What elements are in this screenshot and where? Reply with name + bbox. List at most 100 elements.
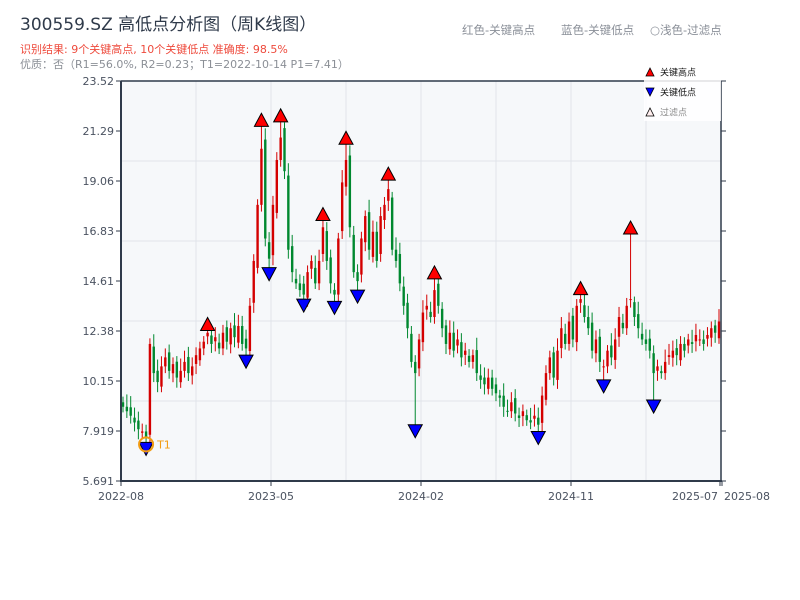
candle-up: [164, 357, 167, 367]
candle-up: [448, 332, 452, 350]
candle-up: [317, 260, 321, 284]
candle-down: [506, 410, 509, 412]
candle-down: [167, 352, 171, 371]
candle-down: [298, 283, 302, 291]
candle-up: [613, 339, 617, 360]
candle-down: [144, 431, 148, 439]
key-high-marker: [426, 264, 443, 280]
candle-down: [410, 333, 413, 362]
candle-down: [390, 197, 394, 250]
key-high-marker: [199, 316, 216, 331]
candle-down: [571, 315, 575, 340]
candle-up: [198, 348, 202, 361]
candle-down: [398, 253, 402, 284]
candle-down: [264, 139, 267, 239]
candle-down: [648, 338, 651, 351]
candle-down: [590, 322, 594, 351]
legend-red-note: 红色-关键高点: [462, 23, 536, 37]
candle-down: [529, 420, 532, 423]
t1-label: T1: [156, 438, 171, 451]
candle-up: [417, 339, 421, 369]
key-low-marker: [645, 399, 662, 415]
candle-down: [494, 384, 498, 394]
candle-down: [217, 342, 221, 349]
candle-down: [367, 212, 371, 250]
candle-down: [394, 249, 398, 261]
candle-down: [490, 377, 494, 389]
candle-up: [260, 148, 263, 205]
candle-up: [160, 366, 163, 387]
candle-down: [333, 289, 336, 295]
candle-up: [698, 339, 701, 341]
candle-down: [690, 342, 694, 344]
candle-up: [464, 350, 467, 355]
candle-down: [525, 415, 528, 421]
legend-blue-note: 蓝色-关键低点: [561, 23, 635, 37]
candle-down: [467, 355, 471, 362]
candle-down: [444, 325, 448, 344]
candle-down: [452, 332, 455, 351]
candle-down: [137, 420, 140, 430]
legend-box: [644, 63, 721, 121]
key-low-marker: [407, 424, 424, 439]
candle-up: [533, 415, 536, 419]
candle-down: [290, 246, 294, 273]
x-tick-label: 2022-08: [98, 490, 144, 503]
candle-up: [306, 272, 309, 298]
candle-up: [275, 159, 279, 213]
x-tick-label: 2023-05: [248, 490, 294, 503]
key-high-marker: [622, 219, 639, 235]
legend-marker-0: [645, 67, 655, 77]
quality-summary: 优质：否（R1=56.0%, R2=0.23；T1=2022-10-14 P1=…: [20, 58, 349, 71]
candle-up: [606, 350, 609, 367]
candle-down: [187, 356, 190, 374]
candle-down: [498, 395, 502, 398]
y-tick-label: 16.83: [83, 225, 115, 238]
candle-down: [502, 395, 505, 407]
candle-down: [121, 402, 125, 407]
key-high-marker: [380, 166, 397, 181]
candle-down: [325, 231, 328, 261]
candle-up: [663, 361, 667, 374]
candle-down: [479, 375, 482, 380]
candle-up: [625, 305, 628, 329]
candle-up: [540, 395, 544, 423]
candle-up: [548, 357, 552, 374]
candle-up: [248, 305, 252, 352]
candle-up: [379, 216, 382, 254]
candle-up: [371, 231, 375, 257]
candle-down: [241, 325, 244, 344]
candle-up: [671, 350, 675, 358]
candle-down: [133, 417, 136, 423]
legend-label: 过滤点: [660, 107, 687, 119]
candle-down: [660, 371, 663, 374]
y-tick-label: 14.61: [83, 275, 115, 288]
x-tick-label: 2024-02: [398, 490, 444, 503]
candle-up: [706, 334, 709, 339]
candle-down: [267, 242, 271, 259]
candle-up: [237, 325, 240, 343]
candle-up: [171, 364, 175, 374]
candle-up: [544, 373, 548, 400]
key-low-marker: [349, 289, 366, 305]
candle-down: [233, 325, 236, 338]
candle-up: [179, 370, 182, 383]
candle-up: [252, 260, 255, 303]
candle-down: [244, 338, 248, 349]
candle-up: [556, 350, 559, 380]
candle-down: [210, 335, 213, 344]
candle-up: [387, 189, 390, 201]
candle-up: [337, 238, 340, 295]
candle-down: [460, 342, 463, 358]
candle-down: [406, 302, 409, 329]
candle-down: [702, 339, 705, 344]
key-low-marker: [326, 300, 343, 316]
candle-up: [594, 339, 598, 354]
candle-up: [579, 299, 582, 303]
candle-up: [567, 321, 571, 344]
candle-up: [321, 227, 325, 254]
candle-up: [575, 305, 578, 343]
candle-down: [302, 283, 305, 295]
candle-up: [256, 204, 259, 268]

Task prompt -
Rewrite the records above, changing every "key-low-marker" to "trough-marker" and leaving everything else unchanged. Omit the picture from your answer.

The response -
What elements are in this screenshot and where? Reply with name + bbox. List at most 100 elements.
candle-up: [164, 357, 167, 367]
candle-up: [448, 332, 452, 350]
candle-up: [317, 260, 321, 284]
candle-down: [506, 410, 509, 412]
candle-down: [167, 352, 171, 371]
candle-down: [298, 283, 302, 291]
candle-up: [613, 339, 617, 360]
candle-down: [144, 431, 148, 439]
key-high-marker: [426, 264, 443, 280]
candle-down: [410, 333, 413, 362]
candle-down: [390, 197, 394, 250]
key-high-marker: [199, 316, 216, 331]
candle-down: [571, 315, 575, 340]
candle-up: [198, 348, 202, 361]
candle-down: [398, 253, 402, 284]
candle-down: [264, 139, 267, 239]
candle-down: [648, 338, 651, 351]
candle-down: [590, 322, 594, 351]
legend-red-note: 红色-关键高点: [462, 23, 536, 37]
candle-down: [529, 420, 532, 423]
t1-label: T1: [156, 438, 171, 451]
candle-up: [417, 339, 421, 369]
trough-marker: [645, 399, 662, 415]
candle-down: [494, 384, 498, 394]
candle-down: [217, 342, 221, 349]
candle-down: [367, 212, 371, 250]
candle-down: [394, 249, 398, 261]
candle-down: [490, 377, 494, 389]
candle-up: [260, 148, 263, 205]
candle-up: [160, 366, 163, 387]
candle-down: [333, 289, 336, 295]
candle-up: [698, 339, 701, 341]
candle-down: [690, 342, 694, 344]
candle-up: [464, 350, 467, 355]
candle-down: [525, 415, 528, 421]
legend-blue-note: 蓝色-关键低点: [561, 23, 635, 37]
candle-down: [467, 355, 471, 362]
candle-down: [444, 325, 448, 344]
candle-down: [452, 332, 455, 351]
candle-down: [137, 420, 140, 430]
legend-box: [644, 63, 721, 121]
trough-marker: [407, 424, 424, 439]
candle-up: [533, 415, 536, 419]
candle-down: [290, 246, 294, 273]
x-tick-label: 2022-08: [98, 490, 144, 503]
candle-up: [306, 272, 309, 298]
candle-up: [275, 159, 279, 213]
x-tick-label: 2023-05: [248, 490, 294, 503]
key-high-marker: [622, 219, 639, 235]
legend-marker-0: [645, 67, 655, 77]
quality-summary: 优质：否（R1=56.0%, R2=0.23；T1=2022-10-14 P1=…: [20, 58, 349, 71]
candle-up: [606, 350, 609, 367]
candle-down: [187, 356, 190, 374]
candle-down: [498, 395, 502, 398]
y-tick-label: 16.83: [83, 225, 115, 238]
candle-down: [502, 395, 505, 407]
candle-down: [121, 402, 125, 407]
key-high-marker: [380, 166, 397, 181]
candle-down: [325, 231, 328, 261]
candle-up: [663, 361, 667, 374]
candle-down: [479, 375, 482, 380]
candle-up: [625, 305, 628, 329]
candle-up: [540, 395, 544, 423]
candle-up: [548, 357, 552, 374]
candle-up: [248, 305, 252, 352]
candle-up: [379, 216, 382, 254]
candle-up: [371, 231, 375, 257]
candle-down: [241, 325, 244, 344]
candle-up: [671, 350, 675, 358]
candle-down: [133, 417, 136, 423]
legend-label: 过滤点: [660, 107, 687, 119]
candle-down: [660, 371, 663, 374]
y-tick-label: 14.61: [83, 275, 115, 288]
x-tick-label: 2024-02: [398, 490, 444, 503]
candle-up: [706, 334, 709, 339]
candle-down: [267, 242, 271, 259]
candle-up: [237, 325, 240, 343]
candle-up: [171, 364, 175, 374]
candle-up: [544, 373, 548, 400]
trough-marker: [349, 289, 366, 305]
candle-down: [233, 325, 236, 338]
candle-up: [179, 370, 182, 383]
candle-up: [252, 260, 255, 303]
candle-down: [244, 338, 248, 349]
candle-up: [556, 350, 559, 380]
candle-down: [210, 335, 213, 344]
candle-up: [387, 189, 390, 201]
candle-up: [337, 238, 340, 295]
candle-down: [460, 342, 463, 358]
candle-down: [406, 302, 409, 329]
candle-down: [702, 339, 705, 344]
trough-marker: [326, 300, 343, 316]
candle-up: [594, 339, 598, 354]
candle-up: [579, 299, 582, 303]
candle-up: [567, 321, 571, 344]
candle-up: [321, 227, 325, 254]
candle-up: [575, 305, 578, 343]
candle-down: [302, 283, 305, 295]
candle-up: [256, 204, 259, 268]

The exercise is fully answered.